━━ Task input

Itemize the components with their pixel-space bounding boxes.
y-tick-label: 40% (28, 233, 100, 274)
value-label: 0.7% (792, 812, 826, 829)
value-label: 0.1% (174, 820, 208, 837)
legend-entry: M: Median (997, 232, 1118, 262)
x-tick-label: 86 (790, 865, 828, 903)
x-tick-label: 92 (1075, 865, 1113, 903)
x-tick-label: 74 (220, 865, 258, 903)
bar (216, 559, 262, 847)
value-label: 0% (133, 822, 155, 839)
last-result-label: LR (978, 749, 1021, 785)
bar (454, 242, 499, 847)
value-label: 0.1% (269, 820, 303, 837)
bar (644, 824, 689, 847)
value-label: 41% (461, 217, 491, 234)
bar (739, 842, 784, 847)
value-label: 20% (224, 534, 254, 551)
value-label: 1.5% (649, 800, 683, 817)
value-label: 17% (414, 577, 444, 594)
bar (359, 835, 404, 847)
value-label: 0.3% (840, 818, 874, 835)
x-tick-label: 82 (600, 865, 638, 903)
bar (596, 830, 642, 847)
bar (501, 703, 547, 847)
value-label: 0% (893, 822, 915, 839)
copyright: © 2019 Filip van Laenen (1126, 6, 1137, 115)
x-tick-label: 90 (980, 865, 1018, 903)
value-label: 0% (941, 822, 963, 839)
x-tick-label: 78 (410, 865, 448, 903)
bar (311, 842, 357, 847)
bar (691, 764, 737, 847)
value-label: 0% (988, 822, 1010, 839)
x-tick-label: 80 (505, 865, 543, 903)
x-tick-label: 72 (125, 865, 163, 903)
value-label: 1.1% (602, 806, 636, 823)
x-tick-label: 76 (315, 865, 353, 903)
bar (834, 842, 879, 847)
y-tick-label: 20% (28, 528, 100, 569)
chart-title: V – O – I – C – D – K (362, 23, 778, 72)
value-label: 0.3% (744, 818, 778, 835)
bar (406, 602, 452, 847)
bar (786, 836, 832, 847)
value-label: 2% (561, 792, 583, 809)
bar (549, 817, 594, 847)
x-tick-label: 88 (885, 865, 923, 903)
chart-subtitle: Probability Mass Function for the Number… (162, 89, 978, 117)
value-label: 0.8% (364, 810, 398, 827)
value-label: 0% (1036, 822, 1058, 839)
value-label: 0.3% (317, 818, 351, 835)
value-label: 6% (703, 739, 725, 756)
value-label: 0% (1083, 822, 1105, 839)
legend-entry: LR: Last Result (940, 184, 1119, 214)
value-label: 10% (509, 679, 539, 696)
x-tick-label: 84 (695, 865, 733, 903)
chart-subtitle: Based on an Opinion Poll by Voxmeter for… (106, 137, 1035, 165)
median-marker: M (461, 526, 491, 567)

━━━━

### What the exercise asks:
Please express the items as a Markdown table with columns Num and Line, one row per line with its line number and leaving out blank lines. Begin at the first line of the items and stop after the line containing "value-label: 0% (133, 822, 155, 839)".

### Task response:
| Num | Line |
|---|---|
| 1 | Itemize the components with their pixel-space bounding boxes. |
| 2 | y-tick-label: 40% (28, 233, 100, 274) |
| 3 | value-label: 0.7% (792, 812, 826, 829) |
| 4 | value-label: 0.1% (174, 820, 208, 837) |
| 5 | legend-entry: M: Median (997, 232, 1118, 262) |
| 6 | x-tick-label: 86 (790, 865, 828, 903) |
| 7 | x-tick-label: 92 (1075, 865, 1113, 903) |
| 8 | x-tick-label: 74 (220, 865, 258, 903) |
| 9 | bar (216, 559, 262, 847) |
| 10 | value-label: 0% (133, 822, 155, 839) |